— BEGIN —

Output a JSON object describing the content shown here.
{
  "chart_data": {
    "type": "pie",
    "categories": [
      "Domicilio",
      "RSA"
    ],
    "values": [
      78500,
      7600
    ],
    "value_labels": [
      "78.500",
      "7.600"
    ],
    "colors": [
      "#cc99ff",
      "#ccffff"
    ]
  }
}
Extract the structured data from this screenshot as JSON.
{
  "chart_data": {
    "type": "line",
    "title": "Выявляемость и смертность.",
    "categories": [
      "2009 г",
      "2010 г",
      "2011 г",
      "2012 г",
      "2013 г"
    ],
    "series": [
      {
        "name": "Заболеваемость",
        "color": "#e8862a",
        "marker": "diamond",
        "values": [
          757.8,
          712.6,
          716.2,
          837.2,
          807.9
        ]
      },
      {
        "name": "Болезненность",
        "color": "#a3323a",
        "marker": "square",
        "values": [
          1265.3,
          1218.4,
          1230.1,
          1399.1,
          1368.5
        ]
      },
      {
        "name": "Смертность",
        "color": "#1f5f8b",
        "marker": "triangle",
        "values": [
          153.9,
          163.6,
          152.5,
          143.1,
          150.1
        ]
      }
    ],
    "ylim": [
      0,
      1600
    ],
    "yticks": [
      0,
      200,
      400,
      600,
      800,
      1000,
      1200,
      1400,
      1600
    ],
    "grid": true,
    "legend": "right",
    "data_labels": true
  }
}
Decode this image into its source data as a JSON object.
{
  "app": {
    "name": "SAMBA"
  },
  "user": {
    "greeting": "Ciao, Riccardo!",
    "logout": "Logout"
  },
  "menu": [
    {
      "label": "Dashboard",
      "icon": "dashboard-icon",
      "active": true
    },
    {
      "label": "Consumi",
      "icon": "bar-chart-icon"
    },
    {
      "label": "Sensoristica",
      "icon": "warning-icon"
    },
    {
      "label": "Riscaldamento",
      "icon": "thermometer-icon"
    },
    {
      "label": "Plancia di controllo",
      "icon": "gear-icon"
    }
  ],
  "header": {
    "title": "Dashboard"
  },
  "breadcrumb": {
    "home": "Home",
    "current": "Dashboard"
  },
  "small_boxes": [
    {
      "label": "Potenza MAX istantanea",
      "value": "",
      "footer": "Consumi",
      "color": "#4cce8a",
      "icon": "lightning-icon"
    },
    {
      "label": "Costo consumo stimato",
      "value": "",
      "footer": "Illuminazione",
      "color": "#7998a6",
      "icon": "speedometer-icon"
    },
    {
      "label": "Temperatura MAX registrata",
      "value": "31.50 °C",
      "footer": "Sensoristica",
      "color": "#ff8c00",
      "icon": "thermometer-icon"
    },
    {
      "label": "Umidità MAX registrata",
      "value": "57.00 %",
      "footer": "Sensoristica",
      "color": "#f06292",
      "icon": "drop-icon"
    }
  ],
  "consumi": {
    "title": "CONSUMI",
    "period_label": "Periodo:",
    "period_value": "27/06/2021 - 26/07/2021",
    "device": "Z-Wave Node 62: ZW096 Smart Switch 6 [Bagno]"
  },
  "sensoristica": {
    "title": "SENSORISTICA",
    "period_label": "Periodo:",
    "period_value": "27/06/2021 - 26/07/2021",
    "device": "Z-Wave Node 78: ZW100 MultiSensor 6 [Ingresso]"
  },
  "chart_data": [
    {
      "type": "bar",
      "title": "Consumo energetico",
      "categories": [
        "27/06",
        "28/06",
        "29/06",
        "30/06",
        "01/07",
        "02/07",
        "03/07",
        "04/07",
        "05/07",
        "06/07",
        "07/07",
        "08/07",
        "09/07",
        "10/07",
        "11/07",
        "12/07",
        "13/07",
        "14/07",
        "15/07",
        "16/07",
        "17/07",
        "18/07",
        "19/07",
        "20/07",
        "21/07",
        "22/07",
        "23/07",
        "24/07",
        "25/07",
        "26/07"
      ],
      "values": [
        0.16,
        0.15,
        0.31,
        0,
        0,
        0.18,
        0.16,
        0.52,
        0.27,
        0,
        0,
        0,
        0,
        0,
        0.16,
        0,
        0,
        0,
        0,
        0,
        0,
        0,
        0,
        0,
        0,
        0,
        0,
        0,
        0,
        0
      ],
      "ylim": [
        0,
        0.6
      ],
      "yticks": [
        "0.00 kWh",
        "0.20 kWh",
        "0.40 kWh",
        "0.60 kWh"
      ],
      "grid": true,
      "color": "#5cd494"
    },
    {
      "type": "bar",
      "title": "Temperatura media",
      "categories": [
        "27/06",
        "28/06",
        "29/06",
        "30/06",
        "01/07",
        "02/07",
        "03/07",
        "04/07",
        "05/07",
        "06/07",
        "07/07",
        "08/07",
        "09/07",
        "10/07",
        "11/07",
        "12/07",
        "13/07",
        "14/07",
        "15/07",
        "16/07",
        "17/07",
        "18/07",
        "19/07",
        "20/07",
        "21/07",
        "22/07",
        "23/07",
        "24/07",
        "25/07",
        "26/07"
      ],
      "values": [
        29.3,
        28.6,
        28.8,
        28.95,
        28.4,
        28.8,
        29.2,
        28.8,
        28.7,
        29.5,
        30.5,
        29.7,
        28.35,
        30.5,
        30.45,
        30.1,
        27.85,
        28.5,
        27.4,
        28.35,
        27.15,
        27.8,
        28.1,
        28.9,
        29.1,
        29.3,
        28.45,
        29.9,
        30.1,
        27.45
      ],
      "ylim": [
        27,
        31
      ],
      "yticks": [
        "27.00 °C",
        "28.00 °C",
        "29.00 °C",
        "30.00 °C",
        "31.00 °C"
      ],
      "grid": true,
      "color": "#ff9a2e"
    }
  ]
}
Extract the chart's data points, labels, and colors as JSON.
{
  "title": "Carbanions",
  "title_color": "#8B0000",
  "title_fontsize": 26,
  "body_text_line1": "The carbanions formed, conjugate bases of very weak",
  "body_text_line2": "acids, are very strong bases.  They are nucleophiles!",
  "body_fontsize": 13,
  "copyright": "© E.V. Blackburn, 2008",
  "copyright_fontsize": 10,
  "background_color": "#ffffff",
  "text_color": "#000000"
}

— END —

Stated task: Scan the material above for the string "Extract" and return the lines that hold it.

Right answer:
Extract the structured data from this screenshot as JSON.
Extract the chart's data points, labels, and colors as JSON.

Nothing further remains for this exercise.